GIVEN RECORDS —

════

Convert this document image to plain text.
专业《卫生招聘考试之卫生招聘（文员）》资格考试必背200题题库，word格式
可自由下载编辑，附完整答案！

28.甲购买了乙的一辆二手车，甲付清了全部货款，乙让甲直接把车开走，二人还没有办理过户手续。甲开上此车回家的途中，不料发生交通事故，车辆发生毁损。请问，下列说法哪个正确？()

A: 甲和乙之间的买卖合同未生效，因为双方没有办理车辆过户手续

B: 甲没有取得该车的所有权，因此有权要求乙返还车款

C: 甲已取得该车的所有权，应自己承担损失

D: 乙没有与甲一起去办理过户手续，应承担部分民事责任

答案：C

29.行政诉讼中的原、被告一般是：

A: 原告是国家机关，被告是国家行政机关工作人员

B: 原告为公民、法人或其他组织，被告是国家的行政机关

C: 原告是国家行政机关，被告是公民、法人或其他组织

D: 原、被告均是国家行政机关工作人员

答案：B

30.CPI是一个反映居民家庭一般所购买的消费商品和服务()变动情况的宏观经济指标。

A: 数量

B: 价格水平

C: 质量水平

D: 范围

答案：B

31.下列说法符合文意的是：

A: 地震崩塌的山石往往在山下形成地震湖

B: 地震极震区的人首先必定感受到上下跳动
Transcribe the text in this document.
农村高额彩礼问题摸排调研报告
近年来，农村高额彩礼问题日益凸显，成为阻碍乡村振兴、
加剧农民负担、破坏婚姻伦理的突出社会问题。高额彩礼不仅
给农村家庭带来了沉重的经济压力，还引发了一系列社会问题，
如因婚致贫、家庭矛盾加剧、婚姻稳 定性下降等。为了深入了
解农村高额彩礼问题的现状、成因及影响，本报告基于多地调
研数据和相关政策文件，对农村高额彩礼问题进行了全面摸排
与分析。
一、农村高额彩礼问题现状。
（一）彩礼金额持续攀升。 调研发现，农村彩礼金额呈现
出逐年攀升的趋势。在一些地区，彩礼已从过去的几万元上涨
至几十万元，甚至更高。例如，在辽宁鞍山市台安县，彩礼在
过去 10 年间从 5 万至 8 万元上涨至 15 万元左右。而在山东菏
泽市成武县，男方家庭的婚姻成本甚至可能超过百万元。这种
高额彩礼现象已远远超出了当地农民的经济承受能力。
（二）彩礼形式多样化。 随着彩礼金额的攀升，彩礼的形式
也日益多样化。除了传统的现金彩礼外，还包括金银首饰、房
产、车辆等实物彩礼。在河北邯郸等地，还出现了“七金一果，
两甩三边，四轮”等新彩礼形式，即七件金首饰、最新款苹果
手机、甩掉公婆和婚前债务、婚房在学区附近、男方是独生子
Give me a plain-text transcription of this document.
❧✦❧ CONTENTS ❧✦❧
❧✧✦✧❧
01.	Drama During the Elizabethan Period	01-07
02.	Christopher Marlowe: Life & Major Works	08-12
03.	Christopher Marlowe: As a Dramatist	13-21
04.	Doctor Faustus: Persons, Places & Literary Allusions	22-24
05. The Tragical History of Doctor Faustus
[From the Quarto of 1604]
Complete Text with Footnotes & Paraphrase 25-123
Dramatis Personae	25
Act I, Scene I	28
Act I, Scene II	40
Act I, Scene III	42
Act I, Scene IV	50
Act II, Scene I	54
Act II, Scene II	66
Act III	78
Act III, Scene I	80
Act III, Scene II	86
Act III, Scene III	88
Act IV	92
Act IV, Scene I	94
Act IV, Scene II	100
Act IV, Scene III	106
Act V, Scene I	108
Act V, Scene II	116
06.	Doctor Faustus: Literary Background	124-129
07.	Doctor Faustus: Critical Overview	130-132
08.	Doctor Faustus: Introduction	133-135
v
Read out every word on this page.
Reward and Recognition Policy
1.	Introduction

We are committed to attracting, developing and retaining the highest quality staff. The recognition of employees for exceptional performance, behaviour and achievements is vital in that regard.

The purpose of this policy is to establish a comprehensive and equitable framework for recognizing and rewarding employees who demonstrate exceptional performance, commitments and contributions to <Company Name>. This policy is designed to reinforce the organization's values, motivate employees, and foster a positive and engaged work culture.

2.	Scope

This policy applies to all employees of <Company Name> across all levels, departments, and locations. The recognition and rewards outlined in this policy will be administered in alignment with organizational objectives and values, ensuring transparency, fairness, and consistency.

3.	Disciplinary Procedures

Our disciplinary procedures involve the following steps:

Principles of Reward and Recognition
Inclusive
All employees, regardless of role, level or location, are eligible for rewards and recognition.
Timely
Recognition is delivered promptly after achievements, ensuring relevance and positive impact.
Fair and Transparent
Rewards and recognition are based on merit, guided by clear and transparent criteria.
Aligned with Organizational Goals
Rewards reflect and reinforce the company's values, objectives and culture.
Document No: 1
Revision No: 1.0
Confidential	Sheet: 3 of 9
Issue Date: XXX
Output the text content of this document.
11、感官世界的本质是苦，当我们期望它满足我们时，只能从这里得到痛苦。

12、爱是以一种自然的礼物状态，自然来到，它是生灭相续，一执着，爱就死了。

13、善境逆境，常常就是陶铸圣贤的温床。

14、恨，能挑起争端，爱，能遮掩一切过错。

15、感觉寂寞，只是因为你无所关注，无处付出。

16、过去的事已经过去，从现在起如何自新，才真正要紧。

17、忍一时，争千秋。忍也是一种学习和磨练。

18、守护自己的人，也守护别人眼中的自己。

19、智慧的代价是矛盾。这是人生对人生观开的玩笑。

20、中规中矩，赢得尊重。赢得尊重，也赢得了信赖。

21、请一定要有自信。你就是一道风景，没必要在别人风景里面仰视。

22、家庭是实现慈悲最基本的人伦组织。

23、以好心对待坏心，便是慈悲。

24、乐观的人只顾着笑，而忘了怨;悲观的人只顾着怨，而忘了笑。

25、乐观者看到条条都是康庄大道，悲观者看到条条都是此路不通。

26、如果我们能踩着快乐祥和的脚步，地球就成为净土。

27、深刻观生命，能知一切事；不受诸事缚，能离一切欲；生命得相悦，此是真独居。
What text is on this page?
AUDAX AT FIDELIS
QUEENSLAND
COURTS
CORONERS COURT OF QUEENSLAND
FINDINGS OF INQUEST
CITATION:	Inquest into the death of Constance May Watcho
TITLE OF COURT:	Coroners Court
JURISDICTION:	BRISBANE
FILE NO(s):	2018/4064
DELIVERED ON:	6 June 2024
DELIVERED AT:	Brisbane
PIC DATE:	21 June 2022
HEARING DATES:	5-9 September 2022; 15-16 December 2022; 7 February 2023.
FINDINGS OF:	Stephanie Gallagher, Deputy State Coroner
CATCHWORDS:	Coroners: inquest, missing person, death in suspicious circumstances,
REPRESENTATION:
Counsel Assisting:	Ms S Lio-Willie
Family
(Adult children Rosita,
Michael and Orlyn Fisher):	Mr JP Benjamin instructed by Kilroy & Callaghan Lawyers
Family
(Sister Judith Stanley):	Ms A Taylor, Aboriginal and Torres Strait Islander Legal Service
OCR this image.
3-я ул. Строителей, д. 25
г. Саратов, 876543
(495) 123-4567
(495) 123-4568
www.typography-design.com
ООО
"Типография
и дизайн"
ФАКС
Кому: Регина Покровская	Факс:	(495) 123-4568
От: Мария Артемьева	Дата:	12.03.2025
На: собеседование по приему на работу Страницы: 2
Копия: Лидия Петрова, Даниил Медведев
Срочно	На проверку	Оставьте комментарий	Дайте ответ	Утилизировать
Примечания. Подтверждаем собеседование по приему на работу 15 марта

════

TASK DIRECTIONS —
Say how many lines hold the word "this", giving the number and nothing else.

SOLUTION —
9